Task to carry out → Go through the material and pull out every line with the string "this" in it.

Input rows →

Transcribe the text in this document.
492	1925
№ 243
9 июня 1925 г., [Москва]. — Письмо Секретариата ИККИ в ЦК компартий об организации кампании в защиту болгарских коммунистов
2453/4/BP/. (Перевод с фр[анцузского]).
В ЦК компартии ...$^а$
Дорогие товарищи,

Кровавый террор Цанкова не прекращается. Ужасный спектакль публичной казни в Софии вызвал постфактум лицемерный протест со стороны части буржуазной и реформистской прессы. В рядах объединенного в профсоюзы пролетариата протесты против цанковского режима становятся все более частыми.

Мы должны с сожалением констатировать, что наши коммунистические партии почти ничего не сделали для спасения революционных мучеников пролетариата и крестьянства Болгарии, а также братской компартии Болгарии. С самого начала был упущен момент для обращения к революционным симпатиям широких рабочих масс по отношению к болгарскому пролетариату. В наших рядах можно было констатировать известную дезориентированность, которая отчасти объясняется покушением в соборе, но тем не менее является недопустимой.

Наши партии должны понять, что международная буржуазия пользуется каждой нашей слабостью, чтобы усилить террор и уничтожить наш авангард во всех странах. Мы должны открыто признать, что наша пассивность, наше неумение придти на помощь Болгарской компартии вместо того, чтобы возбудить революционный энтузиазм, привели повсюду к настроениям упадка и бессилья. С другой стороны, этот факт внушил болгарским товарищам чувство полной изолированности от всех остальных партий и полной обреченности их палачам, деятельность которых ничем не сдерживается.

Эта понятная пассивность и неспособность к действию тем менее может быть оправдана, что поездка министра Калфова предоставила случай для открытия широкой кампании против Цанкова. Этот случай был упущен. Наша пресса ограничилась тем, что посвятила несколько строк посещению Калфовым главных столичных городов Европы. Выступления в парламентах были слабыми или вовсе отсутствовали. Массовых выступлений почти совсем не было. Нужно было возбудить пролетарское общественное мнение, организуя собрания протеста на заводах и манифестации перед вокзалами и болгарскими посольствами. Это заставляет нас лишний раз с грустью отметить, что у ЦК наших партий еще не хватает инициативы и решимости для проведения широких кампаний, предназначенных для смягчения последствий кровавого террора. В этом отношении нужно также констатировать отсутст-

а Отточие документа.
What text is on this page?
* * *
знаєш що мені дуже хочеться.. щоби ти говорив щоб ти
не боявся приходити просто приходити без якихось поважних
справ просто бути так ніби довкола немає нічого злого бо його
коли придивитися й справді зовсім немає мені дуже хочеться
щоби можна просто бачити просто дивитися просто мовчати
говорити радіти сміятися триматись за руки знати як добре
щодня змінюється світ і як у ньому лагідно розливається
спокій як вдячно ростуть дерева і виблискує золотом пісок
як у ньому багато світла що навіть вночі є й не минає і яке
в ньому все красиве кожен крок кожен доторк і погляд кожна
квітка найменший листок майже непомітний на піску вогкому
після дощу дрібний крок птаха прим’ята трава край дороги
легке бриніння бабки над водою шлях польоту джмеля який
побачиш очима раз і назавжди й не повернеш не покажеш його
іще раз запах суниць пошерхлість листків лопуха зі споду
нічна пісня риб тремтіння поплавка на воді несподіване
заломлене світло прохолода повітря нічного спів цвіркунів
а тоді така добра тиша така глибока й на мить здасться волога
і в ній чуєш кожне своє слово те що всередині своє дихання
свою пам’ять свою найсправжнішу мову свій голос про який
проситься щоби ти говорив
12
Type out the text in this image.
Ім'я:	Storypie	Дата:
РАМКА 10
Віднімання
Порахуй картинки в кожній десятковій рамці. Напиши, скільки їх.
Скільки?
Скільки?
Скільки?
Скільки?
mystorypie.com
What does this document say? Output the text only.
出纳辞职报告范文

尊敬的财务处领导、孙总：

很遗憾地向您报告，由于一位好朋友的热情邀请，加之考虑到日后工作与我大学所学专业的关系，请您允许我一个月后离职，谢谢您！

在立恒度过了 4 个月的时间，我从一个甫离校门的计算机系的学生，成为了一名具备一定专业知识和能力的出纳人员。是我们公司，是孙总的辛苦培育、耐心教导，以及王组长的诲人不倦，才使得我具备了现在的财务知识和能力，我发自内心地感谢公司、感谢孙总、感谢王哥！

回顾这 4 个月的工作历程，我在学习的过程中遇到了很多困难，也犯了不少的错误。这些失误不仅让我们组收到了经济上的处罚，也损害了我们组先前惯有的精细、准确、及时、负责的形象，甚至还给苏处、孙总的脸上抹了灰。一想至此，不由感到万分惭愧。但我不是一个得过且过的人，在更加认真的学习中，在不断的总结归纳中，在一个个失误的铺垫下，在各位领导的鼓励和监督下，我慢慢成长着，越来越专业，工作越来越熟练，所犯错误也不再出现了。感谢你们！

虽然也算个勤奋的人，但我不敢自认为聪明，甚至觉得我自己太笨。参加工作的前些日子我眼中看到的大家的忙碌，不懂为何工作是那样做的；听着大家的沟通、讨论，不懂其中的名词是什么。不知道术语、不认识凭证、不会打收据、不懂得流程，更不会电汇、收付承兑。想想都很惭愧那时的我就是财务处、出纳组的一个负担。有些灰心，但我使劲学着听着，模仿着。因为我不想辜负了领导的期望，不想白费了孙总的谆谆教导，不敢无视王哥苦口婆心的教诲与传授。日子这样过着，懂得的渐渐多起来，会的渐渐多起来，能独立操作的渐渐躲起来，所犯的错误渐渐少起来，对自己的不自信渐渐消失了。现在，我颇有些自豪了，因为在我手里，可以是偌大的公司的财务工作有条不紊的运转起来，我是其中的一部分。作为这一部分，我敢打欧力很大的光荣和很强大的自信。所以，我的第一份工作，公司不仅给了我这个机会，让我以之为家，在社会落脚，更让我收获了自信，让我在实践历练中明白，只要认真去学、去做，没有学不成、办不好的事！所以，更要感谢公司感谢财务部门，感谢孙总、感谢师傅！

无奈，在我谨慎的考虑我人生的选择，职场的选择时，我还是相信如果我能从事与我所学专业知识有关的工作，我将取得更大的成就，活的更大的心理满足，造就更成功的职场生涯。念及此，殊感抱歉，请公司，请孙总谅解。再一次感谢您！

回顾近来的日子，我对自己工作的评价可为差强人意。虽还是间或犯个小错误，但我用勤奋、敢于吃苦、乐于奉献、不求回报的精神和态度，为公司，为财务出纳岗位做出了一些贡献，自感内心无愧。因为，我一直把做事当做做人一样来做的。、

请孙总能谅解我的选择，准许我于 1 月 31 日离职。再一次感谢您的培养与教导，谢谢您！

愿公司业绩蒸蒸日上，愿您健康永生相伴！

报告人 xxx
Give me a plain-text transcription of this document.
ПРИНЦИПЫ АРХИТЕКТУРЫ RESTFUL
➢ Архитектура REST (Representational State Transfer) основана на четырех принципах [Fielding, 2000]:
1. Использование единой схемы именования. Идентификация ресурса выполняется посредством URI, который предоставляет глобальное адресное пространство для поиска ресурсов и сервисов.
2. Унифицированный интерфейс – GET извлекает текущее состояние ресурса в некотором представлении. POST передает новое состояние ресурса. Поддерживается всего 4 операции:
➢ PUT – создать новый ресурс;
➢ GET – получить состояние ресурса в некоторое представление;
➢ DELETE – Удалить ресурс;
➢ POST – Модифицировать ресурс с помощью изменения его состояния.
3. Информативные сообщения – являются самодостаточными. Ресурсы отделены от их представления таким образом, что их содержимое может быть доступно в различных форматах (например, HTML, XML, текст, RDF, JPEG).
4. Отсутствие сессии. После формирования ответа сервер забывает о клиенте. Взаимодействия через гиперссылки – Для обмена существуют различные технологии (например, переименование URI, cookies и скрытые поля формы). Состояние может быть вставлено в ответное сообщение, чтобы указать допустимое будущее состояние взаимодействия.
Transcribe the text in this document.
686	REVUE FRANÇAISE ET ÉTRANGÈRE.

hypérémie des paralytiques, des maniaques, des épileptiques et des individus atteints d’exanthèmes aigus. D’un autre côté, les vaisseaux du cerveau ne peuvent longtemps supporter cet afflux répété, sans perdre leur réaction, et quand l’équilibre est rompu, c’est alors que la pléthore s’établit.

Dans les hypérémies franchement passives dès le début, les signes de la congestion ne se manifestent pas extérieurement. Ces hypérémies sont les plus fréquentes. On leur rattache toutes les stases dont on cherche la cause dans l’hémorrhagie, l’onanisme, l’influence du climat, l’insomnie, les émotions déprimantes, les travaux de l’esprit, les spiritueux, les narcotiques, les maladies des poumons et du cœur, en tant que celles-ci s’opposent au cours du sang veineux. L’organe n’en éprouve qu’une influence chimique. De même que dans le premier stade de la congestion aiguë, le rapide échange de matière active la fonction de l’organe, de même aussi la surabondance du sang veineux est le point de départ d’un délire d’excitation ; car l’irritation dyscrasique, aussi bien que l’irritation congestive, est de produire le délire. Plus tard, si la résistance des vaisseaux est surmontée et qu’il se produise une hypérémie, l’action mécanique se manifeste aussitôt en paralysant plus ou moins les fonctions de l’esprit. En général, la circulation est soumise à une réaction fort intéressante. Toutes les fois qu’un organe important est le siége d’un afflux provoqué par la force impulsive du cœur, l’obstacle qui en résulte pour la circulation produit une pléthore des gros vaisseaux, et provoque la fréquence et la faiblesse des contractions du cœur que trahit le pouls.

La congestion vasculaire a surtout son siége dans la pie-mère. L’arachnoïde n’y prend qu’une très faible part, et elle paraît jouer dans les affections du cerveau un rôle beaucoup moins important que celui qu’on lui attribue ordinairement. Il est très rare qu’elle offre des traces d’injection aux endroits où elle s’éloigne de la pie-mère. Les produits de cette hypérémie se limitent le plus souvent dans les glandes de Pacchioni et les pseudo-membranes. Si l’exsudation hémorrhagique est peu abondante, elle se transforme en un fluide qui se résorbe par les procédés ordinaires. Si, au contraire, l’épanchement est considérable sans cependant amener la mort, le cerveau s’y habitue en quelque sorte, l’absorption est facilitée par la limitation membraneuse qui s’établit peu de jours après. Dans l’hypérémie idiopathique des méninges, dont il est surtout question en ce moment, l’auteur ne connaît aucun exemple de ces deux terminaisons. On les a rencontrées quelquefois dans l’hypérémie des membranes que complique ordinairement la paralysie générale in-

Worked solution →
Transcribe the text in this document.
What text is on this page?
Type out the text in this image.
What does this document say? Output the text only.
Give me a plain-text transcription of this document.
Transcribe the text in this document.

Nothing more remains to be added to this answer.